## INSTRUCTIONS FOR THE TASK:
Find each line containing the string "Tidrow". Copy it.

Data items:
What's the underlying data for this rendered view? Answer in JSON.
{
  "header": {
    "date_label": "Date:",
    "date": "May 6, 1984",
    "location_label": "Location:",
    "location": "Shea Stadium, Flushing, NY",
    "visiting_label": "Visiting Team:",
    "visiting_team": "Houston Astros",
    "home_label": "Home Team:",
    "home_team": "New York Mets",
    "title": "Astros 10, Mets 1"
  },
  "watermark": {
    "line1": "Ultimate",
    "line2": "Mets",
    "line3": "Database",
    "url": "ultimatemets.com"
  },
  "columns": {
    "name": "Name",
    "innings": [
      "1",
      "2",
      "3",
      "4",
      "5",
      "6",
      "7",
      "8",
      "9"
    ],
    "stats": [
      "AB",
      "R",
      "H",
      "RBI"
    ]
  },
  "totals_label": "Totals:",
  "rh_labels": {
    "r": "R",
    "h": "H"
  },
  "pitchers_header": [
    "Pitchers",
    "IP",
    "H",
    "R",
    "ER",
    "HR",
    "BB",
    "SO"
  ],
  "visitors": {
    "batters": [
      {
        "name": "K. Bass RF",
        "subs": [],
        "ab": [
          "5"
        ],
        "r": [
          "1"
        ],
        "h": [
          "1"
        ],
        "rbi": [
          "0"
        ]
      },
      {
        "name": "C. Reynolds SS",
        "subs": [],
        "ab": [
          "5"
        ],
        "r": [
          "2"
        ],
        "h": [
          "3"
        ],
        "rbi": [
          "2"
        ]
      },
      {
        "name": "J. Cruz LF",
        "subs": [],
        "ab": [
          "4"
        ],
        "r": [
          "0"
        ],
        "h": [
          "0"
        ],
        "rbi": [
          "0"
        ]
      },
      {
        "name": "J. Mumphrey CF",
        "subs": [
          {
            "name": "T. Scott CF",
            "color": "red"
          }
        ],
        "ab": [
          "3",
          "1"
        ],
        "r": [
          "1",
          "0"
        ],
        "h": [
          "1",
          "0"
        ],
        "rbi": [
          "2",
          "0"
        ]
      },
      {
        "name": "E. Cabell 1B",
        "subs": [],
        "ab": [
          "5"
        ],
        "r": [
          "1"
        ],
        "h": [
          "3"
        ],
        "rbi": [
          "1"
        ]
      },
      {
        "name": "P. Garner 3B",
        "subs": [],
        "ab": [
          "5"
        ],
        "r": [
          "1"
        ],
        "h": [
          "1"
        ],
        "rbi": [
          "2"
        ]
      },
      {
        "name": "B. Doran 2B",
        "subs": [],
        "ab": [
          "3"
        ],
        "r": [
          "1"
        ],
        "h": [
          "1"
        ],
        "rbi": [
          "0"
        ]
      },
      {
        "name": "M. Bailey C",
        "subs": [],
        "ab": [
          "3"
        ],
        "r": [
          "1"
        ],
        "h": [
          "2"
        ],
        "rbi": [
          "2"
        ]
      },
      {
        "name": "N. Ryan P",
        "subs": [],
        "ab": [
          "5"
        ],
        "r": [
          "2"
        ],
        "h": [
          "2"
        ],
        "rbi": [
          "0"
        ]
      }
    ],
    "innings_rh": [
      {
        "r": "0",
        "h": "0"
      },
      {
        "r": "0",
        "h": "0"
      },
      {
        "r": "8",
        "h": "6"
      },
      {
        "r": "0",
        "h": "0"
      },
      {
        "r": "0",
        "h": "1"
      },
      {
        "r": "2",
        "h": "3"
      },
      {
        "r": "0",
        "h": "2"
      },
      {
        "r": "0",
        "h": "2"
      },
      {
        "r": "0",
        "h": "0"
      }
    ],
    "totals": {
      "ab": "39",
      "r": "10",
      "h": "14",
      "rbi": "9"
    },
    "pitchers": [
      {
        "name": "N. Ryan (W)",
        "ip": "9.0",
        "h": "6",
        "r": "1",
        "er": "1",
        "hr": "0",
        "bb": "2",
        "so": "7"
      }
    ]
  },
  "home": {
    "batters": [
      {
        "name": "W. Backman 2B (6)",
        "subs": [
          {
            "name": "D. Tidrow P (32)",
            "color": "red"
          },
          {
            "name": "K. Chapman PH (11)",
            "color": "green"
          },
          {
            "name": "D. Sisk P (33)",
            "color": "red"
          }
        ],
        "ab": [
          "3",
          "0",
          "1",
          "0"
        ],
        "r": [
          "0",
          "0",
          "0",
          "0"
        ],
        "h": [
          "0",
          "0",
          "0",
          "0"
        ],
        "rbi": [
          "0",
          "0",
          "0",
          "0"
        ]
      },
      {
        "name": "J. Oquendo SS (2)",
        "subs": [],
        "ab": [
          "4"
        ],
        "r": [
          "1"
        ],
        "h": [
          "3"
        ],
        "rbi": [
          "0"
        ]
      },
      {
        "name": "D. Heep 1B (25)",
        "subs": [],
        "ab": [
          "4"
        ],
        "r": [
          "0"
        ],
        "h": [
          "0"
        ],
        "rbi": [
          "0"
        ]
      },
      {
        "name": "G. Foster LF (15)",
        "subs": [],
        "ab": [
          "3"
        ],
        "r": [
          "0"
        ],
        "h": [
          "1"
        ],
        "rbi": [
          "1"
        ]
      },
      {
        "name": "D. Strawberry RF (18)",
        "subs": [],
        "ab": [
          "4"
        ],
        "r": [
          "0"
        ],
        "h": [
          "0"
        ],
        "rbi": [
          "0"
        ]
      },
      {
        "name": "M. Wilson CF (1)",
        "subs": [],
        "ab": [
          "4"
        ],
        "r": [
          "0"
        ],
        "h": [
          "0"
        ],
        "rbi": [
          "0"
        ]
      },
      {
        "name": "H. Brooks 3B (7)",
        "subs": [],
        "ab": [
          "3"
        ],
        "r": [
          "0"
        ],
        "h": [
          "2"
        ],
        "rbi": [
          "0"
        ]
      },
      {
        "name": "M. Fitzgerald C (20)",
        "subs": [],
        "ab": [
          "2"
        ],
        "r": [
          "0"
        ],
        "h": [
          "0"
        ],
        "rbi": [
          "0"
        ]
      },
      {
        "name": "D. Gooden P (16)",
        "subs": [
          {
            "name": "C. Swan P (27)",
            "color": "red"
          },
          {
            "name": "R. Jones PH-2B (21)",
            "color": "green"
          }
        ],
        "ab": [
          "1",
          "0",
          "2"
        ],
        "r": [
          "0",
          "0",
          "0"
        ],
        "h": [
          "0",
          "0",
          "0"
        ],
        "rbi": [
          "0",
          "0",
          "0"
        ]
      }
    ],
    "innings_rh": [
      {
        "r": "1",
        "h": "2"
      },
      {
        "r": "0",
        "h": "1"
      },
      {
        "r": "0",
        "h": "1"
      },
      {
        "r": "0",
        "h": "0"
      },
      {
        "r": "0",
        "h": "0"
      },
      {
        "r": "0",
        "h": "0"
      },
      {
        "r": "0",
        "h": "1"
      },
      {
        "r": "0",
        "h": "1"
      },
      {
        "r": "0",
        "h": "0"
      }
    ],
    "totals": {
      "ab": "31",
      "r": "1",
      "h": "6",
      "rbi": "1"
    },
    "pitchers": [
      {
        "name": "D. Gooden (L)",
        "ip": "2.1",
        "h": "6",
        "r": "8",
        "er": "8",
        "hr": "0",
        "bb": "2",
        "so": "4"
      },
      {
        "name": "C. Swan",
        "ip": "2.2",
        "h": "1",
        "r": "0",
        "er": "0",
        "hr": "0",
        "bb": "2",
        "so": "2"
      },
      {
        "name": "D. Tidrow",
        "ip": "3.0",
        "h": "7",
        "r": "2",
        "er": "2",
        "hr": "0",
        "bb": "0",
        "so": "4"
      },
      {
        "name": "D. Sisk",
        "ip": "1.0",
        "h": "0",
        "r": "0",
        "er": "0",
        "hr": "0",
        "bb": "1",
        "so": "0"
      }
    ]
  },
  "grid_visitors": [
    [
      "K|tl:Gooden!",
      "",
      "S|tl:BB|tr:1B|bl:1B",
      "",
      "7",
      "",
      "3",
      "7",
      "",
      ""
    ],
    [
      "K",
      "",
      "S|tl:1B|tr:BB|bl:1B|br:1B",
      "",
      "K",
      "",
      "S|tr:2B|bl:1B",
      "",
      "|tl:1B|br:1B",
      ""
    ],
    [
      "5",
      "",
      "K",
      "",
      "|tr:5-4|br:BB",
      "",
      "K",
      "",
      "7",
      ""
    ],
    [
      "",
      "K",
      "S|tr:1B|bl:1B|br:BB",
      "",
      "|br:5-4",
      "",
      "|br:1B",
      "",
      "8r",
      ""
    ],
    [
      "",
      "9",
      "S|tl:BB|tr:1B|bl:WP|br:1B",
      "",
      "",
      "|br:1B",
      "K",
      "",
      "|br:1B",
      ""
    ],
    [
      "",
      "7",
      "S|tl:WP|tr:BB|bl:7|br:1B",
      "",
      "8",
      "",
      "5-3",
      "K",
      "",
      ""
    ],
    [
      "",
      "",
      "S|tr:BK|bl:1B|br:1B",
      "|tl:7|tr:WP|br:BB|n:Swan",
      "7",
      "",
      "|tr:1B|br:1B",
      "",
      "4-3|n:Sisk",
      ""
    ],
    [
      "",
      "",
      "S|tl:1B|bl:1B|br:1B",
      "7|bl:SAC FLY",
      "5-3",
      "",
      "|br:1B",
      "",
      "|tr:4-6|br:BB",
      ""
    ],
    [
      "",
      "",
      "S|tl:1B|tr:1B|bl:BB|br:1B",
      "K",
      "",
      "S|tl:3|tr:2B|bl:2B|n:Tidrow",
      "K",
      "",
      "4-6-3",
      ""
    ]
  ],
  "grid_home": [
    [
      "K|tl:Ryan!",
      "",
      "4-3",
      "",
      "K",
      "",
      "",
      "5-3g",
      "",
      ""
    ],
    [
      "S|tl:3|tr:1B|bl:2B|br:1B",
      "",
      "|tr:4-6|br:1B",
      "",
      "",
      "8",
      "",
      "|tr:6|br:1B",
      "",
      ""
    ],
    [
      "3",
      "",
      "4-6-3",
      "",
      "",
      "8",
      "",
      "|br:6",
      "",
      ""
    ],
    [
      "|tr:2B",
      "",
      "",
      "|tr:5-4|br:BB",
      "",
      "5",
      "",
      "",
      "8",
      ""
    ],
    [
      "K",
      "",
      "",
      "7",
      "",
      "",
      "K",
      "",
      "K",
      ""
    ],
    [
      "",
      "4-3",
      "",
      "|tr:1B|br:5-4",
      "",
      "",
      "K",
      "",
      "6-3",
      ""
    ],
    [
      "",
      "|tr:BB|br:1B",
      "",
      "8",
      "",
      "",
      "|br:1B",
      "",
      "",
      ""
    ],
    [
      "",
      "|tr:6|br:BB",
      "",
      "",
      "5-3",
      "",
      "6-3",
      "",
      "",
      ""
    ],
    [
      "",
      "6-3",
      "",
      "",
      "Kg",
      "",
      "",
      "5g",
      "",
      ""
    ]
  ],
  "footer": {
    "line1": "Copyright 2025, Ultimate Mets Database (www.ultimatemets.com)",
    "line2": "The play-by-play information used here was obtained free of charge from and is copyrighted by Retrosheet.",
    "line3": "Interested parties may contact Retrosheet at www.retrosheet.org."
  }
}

## ANSWER IN FULL:
            "name": "D. Tidrow P (32)",
        "name": "D. Tidrow",
      "S|tl:3|tr:2B|bl:2B|n:Tidrow",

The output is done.